→ Your task: Output every line exactly as written. Leave out pictures.
--- Begin ---
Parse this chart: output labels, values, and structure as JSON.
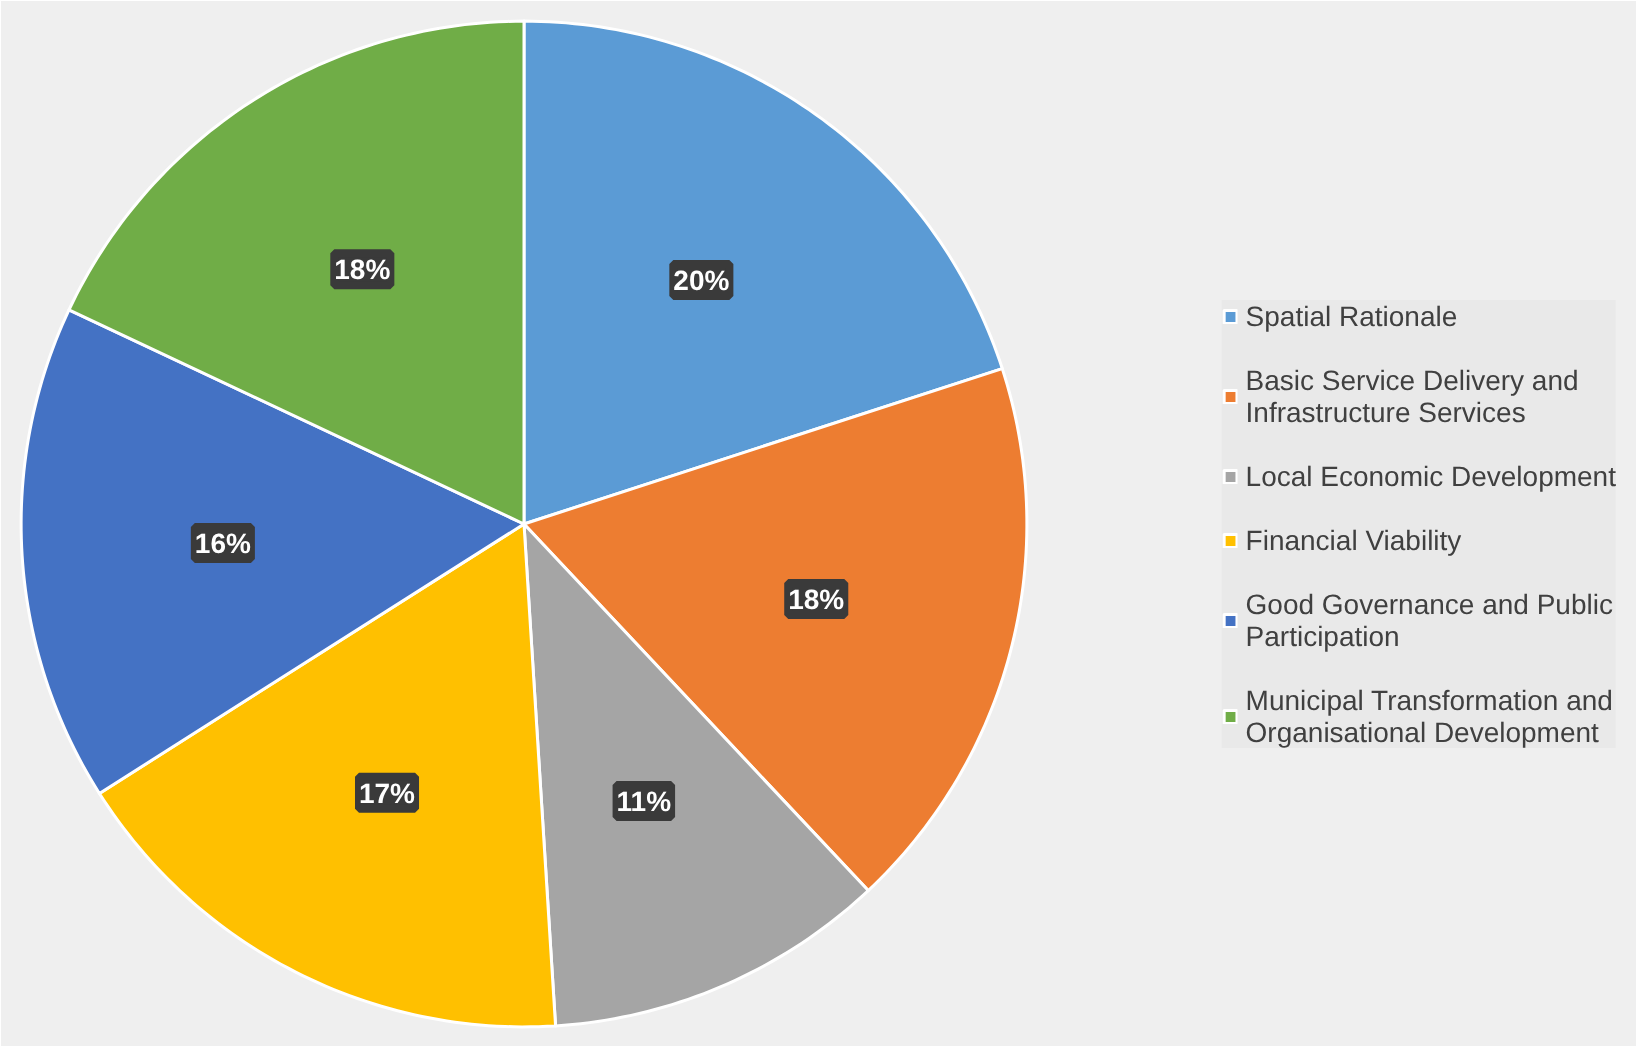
{
  "chart_data": {
    "type": "pie",
    "categories": [
      "Spatial Rationale",
      "Basic Service Delivery and Infrastructure Services",
      "Local Economic Development",
      "Financial Viability",
      "Good Governance and Public Participation",
      "Municipal Transformation and Organisational Development"
    ],
    "values": [
      20,
      18,
      11,
      17,
      16,
      18
    ],
    "value_labels": [
      "20%",
      "18%",
      "11%",
      "17%",
      "16%",
      "18%"
    ],
    "colors": [
      "#5b9bd5",
      "#ed7d31",
      "#a5a5a5",
      "#ffc000",
      "#4472c4",
      "#70ad47"
    ],
    "legend": "right"
  }
}
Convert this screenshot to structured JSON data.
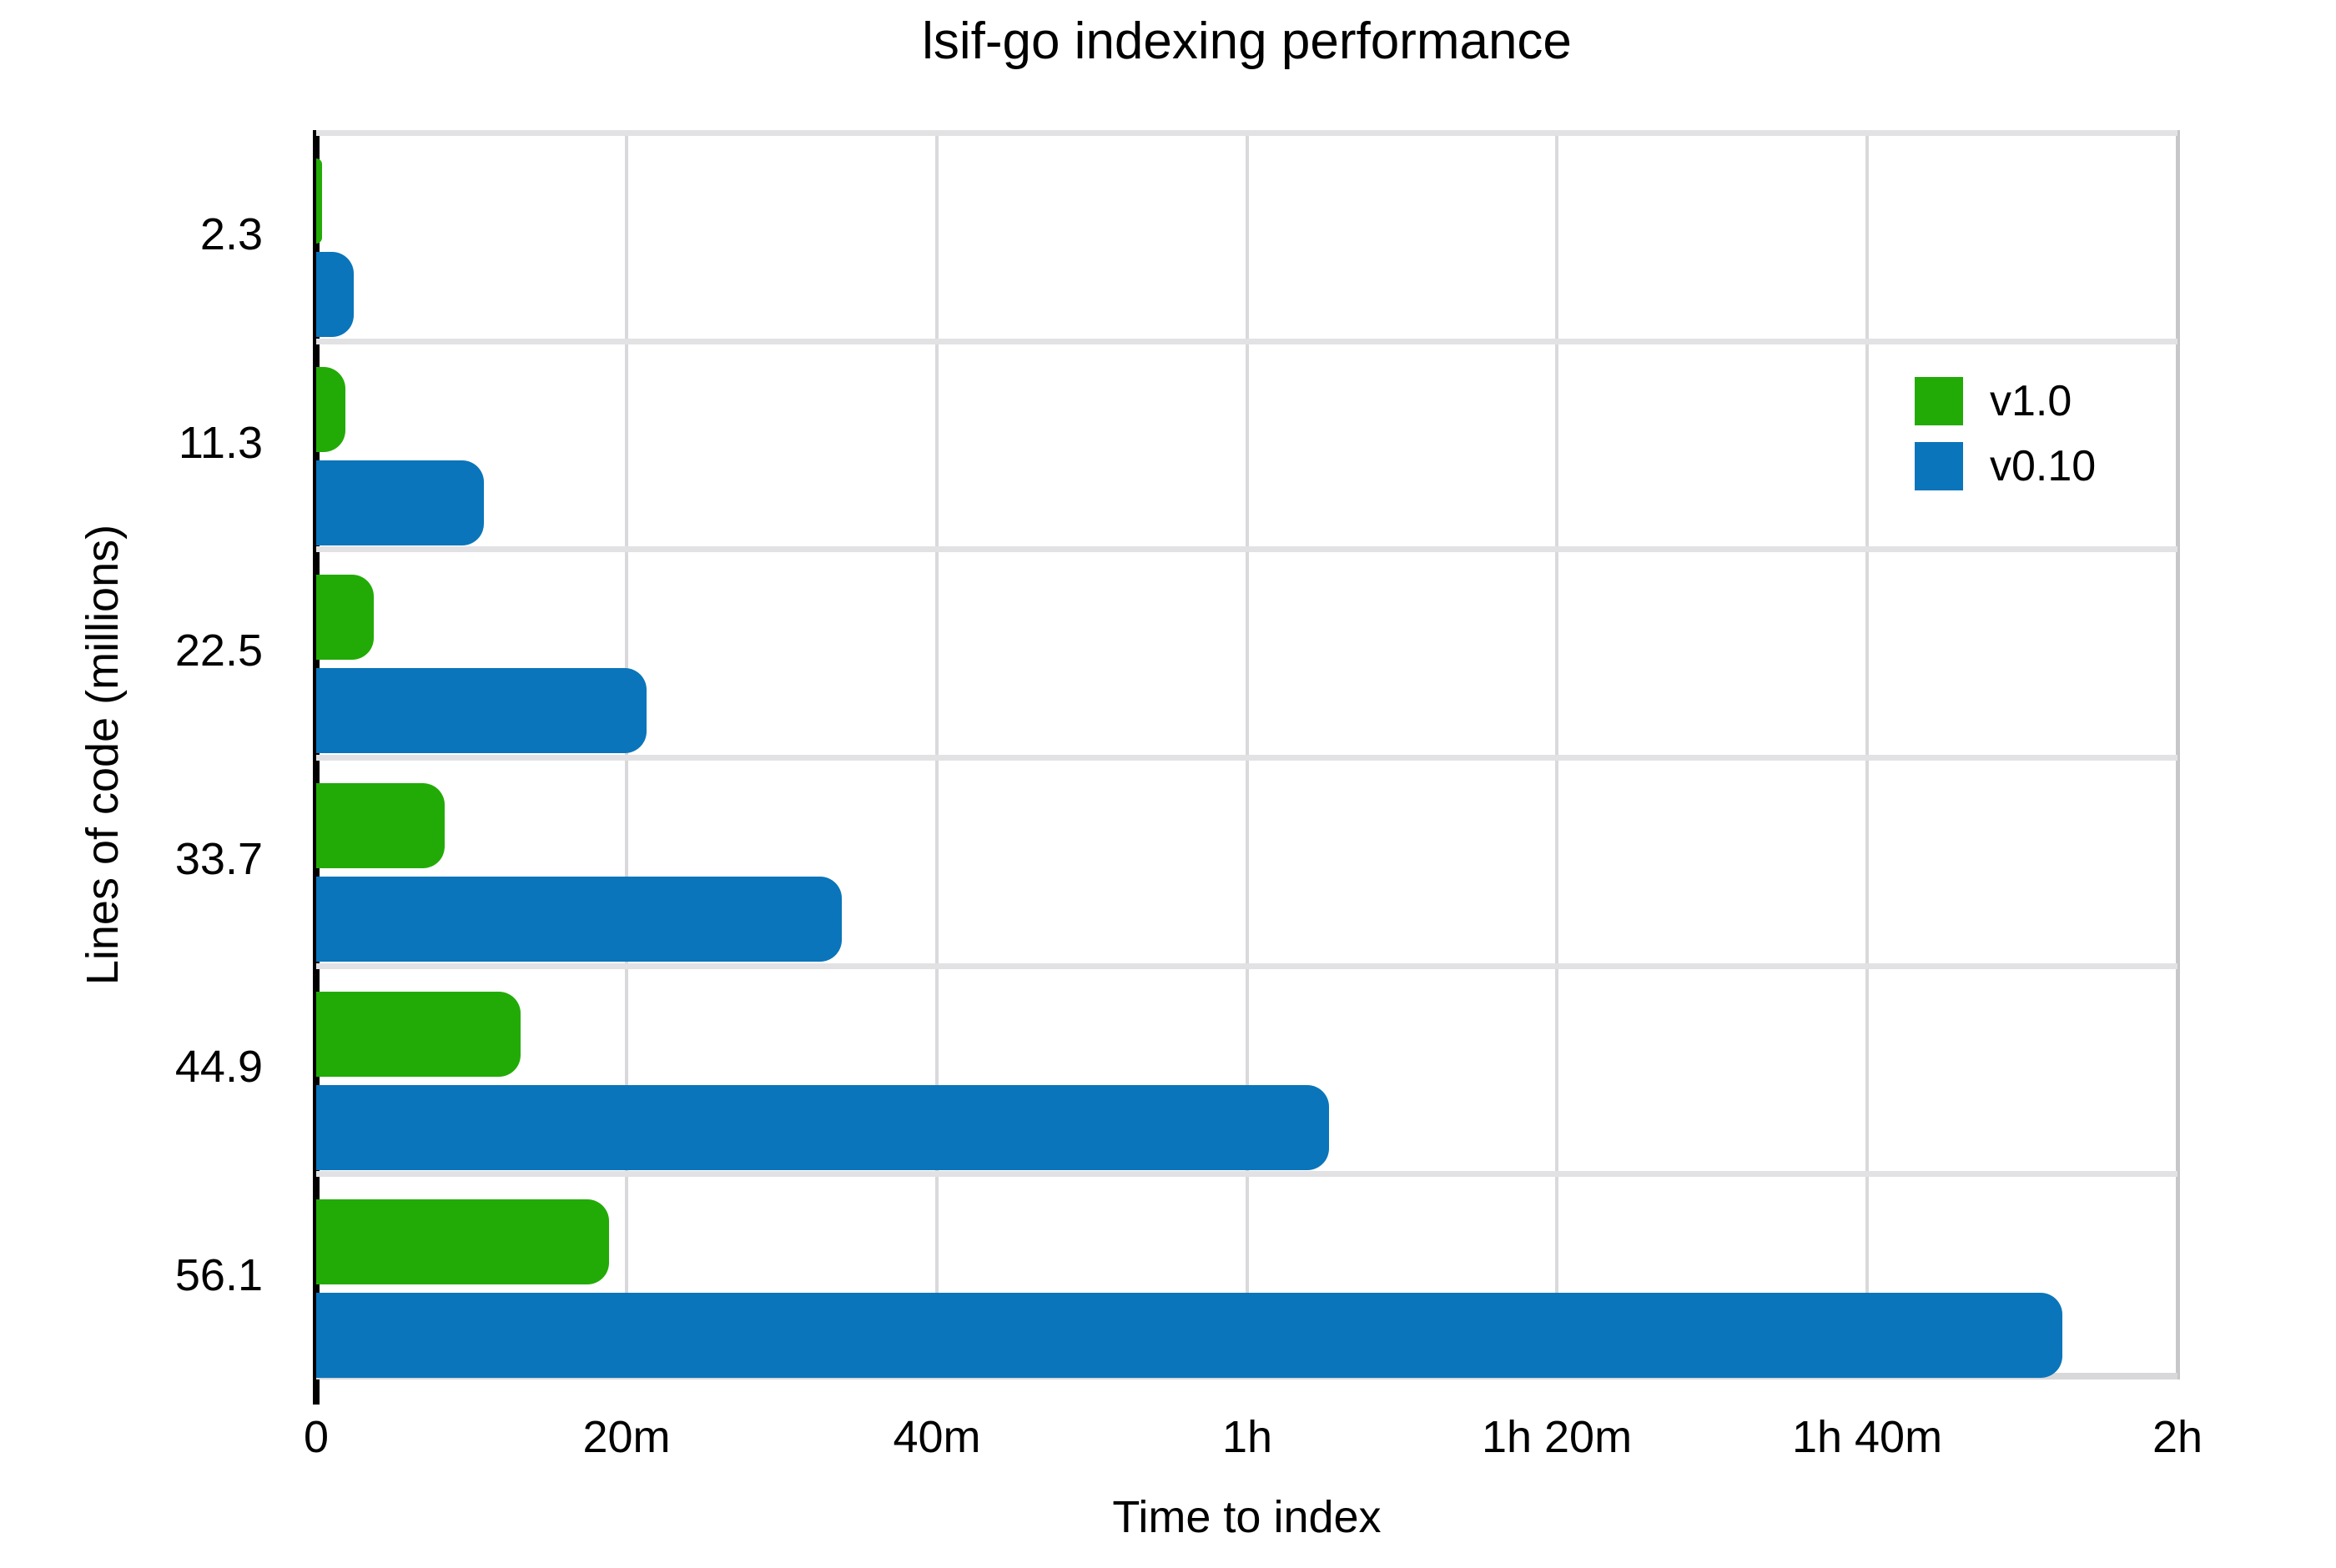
{
  "chart_data": {
    "type": "bar",
    "orientation": "horizontal",
    "title": "lsif-go indexing performance",
    "xlabel": "Time to index",
    "ylabel": "Lines of code (millions)",
    "categories": [
      "2.3",
      "11.3",
      "22.5",
      "33.7",
      "44.9",
      "56.1"
    ],
    "series": [
      {
        "name": "v1.0",
        "color": "#22ab06",
        "values_minutes": [
          0.4,
          1.9,
          3.7,
          8.3,
          13.2,
          18.9
        ]
      },
      {
        "name": "v0.10",
        "color": "#0a75ba",
        "values_minutes": [
          2.4,
          10.8,
          21.3,
          33.9,
          65.3,
          112.6
        ]
      }
    ],
    "x_axis": {
      "max_minutes": 120,
      "ticks": [
        {
          "label": "0",
          "minutes": 0
        },
        {
          "label": "20m",
          "minutes": 20
        },
        {
          "label": "40m",
          "minutes": 40
        },
        {
          "label": "1h",
          "minutes": 60
        },
        {
          "label": "1h 20m",
          "minutes": 80
        },
        {
          "label": "1h 40m",
          "minutes": 100
        },
        {
          "label": "2h",
          "minutes": 120
        }
      ]
    },
    "grid": true,
    "legend_position": "top-right",
    "colors": {
      "axis_line": "#000000",
      "gridline": "#d9d9dc",
      "row_separator": "#e2e2e5",
      "text": "#000000",
      "background": "#ffffff"
    }
  }
}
--- End ---
→ Answer to the problem:
Parse this chart: output labels, values, and structure as JSON.
{
  "chart_data": {
    "type": "pie",
    "categories": [
      "Spatial Rationale",
      "Basic Service Delivery and Infrastructure Services",
      "Local Economic Development",
      "Financial Viability",
      "Good Governance and Public Participation",
      "Municipal Transformation and Organisational Development"
    ],
    "values": [
      20,
      18,
      11,
      17,
      16,
      18
    ],
    "value_labels": [
      "20%",
      "18%",
      "11%",
      "17%",
      "16%",
      "18%"
    ],
    "colors": [
      "#5b9bd5",
      "#ed7d31",
      "#a5a5a5",
      "#ffc000",
      "#4472c4",
      "#70ad47"
    ],
    "legend": "right"
  }
}
Convert this screenshot to structured JSON data.
{
  "chart_data": {
    "type": "bar",
    "orientation": "horizontal",
    "title": "lsif-go indexing performance",
    "xlabel": "Time to index",
    "ylabel": "Lines of code (millions)",
    "categories": [
      "2.3",
      "11.3",
      "22.5",
      "33.7",
      "44.9",
      "56.1"
    ],
    "series": [
      {
        "name": "v1.0",
        "color": "#22ab06",
        "values_minutes": [
          0.4,
          1.9,
          3.7,
          8.3,
          13.2,
          18.9
        ]
      },
      {
        "name": "v0.10",
        "color": "#0a75ba",
        "values_minutes": [
          2.4,
          10.8,
          21.3,
          33.9,
          65.3,
          112.6
        ]
      }
    ],
    "x_axis": {
      "max_minutes": 120,
      "ticks": [
        {
          "label": "0",
          "minutes": 0
        },
        {
          "label": "20m",
          "minutes": 20
        },
        {
          "label": "40m",
          "minutes": 40
        },
        {
          "label": "1h",
          "minutes": 60
        },
        {
          "label": "1h 20m",
          "minutes": 80
        },
        {
          "label": "1h 40m",
          "minutes": 100
        },
        {
          "label": "2h",
          "minutes": 120
        }
      ]
    },
    "grid": true,
    "legend_position": "top-right",
    "colors": {
      "axis_line": "#000000",
      "gridline": "#d9d9dc",
      "row_separator": "#e2e2e5",
      "text": "#000000",
      "background": "#ffffff"
    }
  }
}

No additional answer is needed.